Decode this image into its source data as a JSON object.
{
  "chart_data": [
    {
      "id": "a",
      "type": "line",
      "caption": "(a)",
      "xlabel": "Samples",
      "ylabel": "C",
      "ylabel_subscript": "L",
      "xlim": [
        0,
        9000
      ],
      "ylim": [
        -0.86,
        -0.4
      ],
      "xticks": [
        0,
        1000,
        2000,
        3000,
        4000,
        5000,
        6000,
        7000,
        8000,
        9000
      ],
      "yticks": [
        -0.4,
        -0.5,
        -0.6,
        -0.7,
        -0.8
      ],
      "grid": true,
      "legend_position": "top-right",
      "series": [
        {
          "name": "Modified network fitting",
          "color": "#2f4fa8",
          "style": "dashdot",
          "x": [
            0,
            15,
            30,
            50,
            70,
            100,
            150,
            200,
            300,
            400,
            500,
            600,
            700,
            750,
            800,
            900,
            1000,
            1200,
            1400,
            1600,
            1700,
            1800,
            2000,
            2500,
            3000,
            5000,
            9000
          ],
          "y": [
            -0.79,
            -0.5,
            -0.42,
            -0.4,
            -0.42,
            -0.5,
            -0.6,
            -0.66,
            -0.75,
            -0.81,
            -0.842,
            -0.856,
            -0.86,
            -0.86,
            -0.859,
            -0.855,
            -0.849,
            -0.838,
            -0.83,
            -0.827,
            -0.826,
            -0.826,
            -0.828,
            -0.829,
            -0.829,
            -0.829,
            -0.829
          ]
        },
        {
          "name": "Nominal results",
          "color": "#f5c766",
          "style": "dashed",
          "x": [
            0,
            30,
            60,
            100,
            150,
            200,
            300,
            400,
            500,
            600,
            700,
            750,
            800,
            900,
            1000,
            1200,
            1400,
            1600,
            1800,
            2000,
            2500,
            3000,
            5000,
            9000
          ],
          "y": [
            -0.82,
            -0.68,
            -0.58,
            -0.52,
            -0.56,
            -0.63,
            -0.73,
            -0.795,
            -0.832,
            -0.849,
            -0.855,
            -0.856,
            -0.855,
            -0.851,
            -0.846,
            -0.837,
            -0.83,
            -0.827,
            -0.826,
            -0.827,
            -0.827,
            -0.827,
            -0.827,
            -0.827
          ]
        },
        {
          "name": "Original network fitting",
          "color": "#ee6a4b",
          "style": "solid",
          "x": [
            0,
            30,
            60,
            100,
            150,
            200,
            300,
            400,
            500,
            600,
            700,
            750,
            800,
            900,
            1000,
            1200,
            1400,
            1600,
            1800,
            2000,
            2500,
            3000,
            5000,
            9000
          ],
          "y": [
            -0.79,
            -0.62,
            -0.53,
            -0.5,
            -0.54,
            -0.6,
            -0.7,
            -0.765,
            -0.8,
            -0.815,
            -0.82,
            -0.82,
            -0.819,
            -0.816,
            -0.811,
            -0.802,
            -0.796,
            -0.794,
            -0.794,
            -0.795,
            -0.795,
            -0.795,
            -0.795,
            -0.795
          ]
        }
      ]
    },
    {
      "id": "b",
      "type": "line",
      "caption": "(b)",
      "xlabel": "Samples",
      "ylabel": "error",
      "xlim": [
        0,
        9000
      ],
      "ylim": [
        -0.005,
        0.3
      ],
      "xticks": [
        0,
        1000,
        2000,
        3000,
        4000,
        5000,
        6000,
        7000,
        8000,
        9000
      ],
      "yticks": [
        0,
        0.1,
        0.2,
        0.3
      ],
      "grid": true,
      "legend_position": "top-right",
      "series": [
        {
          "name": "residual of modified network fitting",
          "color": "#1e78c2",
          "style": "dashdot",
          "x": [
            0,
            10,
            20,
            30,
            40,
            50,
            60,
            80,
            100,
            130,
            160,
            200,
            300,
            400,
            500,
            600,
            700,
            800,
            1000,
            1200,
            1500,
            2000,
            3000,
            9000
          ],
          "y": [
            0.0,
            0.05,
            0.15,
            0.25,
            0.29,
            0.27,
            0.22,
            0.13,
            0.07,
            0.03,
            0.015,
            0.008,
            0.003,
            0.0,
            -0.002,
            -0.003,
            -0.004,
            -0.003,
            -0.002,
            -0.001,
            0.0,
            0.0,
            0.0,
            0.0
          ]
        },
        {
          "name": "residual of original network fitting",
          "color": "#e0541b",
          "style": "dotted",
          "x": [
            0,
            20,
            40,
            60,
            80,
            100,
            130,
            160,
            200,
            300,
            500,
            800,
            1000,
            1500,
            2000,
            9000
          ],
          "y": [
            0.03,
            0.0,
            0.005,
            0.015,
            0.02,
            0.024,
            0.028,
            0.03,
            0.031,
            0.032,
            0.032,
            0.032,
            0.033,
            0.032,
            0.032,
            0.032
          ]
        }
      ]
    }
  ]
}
::::::::::
* [Written instruction]:
From the records above, extract each line exactly as shown.

* [The result]:
Decode this image into its source data as a JSON object.
{
  "chart_data": [
    {
      "id": "a",
      "type": "line",
      "caption": "(a)",
      "xlabel": "Samples",
      "ylabel": "C",
      "ylabel_subscript": "L",
      "xlim": [
        0,
        9000
      ],
      "ylim": [
        -0.86,
        -0.4
      ],
      "xticks": [
        0,
        1000,
        2000,
        3000,
        4000,
        5000,
        6000,
        7000,
        8000,
        9000
      ],
      "yticks": [
        -0.4,
        -0.5,
        -0.6,
        -0.7,
        -0.8
      ],
      "grid": true,
      "legend_position": "top-right",
      "series": [
        {
          "name": "Modified network fitting",
          "color": "#2f4fa8",
          "style": "dashdot",
          "x": [
            0,
            15,
            30,
            50,
            70,
            100,
            150,
            200,
            300,
            400,
            500,
            600,
            700,
            750,
            800,
            900,
            1000,
            1200,
            1400,
            1600,
            1700,
            1800,
            2000,
            2500,
            3000,
            5000,
            9000
          ],
          "y": [
            -0.79,
            -0.5,
            -0.42,
            -0.4,
            -0.42,
            -0.5,
            -0.6,
            -0.66,
            -0.75,
            -0.81,
            -0.842,
            -0.856,
            -0.86,
            -0.86,
            -0.859,
            -0.855,
            -0.849,
            -0.838,
            -0.83,
            -0.827,
            -0.826,
            -0.826,
            -0.828,
            -0.829,
            -0.829,
            -0.829,
            -0.829
          ]
        },
        {
          "name": "Nominal results",
          "color": "#f5c766",
          "style": "dashed",
          "x": [
            0,
            30,
            60,
            100,
            150,
            200,
            300,
            400,
            500,
            600,
            700,
            750,
            800,
            900,
            1000,
            1200,
            1400,
            1600,
            1800,
            2000,
            2500,
            3000,
            5000,
            9000
          ],
          "y": [
            -0.82,
            -0.68,
            -0.58,
            -0.52,
            -0.56,
            -0.63,
            -0.73,
            -0.795,
            -0.832,
            -0.849,
            -0.855,
            -0.856,
            -0.855,
            -0.851,
            -0.846,
            -0.837,
            -0.83,
            -0.827,
            -0.826,
            -0.827,
            -0.827,
            -0.827,
            -0.827,
            -0.827
          ]
        },
        {
          "name": "Original network fitting",
          "color": "#ee6a4b",
          "style": "solid",
          "x": [
            0,
            30,
            60,
            100,
            150,
            200,
            300,
            400,
            500,
            600,
            700,
            750,
            800,
            900,
            1000,
            1200,
            1400,
            1600,
            1800,
            2000,
            2500,
            3000,
            5000,
            9000
          ],
          "y": [
            -0.79,
            -0.62,
            -0.53,
            -0.5,
            -0.54,
            -0.6,
            -0.7,
            -0.765,
            -0.8,
            -0.815,
            -0.82,
            -0.82,
            -0.819,
            -0.816,
            -0.811,
            -0.802,
            -0.796,
            -0.794,
            -0.794,
            -0.795,
            -0.795,
            -0.795,
            -0.795,
            -0.795
          ]
        }
      ]
    },
    {
      "id": "b",
      "type": "line",
      "caption": "(b)",
      "xlabel": "Samples",
      "ylabel": "error",
      "xlim": [
        0,
        9000
      ],
      "ylim": [
        -0.005,
        0.3
      ],
      "xticks": [
        0,
        1000,
        2000,
        3000,
        4000,
        5000,
        6000,
        7000,
        8000,
        9000
      ],
      "yticks": [
        0,
        0.1,
        0.2,
        0.3
      ],
      "grid": true,
      "legend_position": "top-right",
      "series": [
        {
          "name": "residual of modified network fitting",
          "color": "#1e78c2",
          "style": "dashdot",
          "x": [
            0,
            10,
            20,
            30,
            40,
            50,
            60,
            80,
            100,
            130,
            160,
            200,
            300,
            400,
            500,
            600,
            700,
            800,
            1000,
            1200,
            1500,
            2000,
            3000,
            9000
          ],
          "y": [
            0.0,
            0.05,
            0.15,
            0.25,
            0.29,
            0.27,
            0.22,
            0.13,
            0.07,
            0.03,
            0.015,
            0.008,
            0.003,
            0.0,
            -0.002,
            -0.003,
            -0.004,
            -0.003,
            -0.002,
            -0.001,
            0.0,
            0.0,
            0.0,
            0.0
          ]
        },
        {
          "name": "residual of original network fitting",
          "color": "#e0541b",
          "style": "dotted",
          "x": [
            0,
            20,
            40,
            60,
            80,
            100,
            130,
            160,
            200,
            300,
            500,
            800,
            1000,
            1500,
            2000,
            9000
          ],
          "y": [
            0.03,
            0.0,
            0.005,
            0.015,
            0.02,
            0.024,
            0.028,
            0.03,
            0.031,
            0.032,
            0.032,
            0.032,
            0.033,
            0.032,
            0.032,
            0.032
          ]
        }
      ]
    }
  ]
}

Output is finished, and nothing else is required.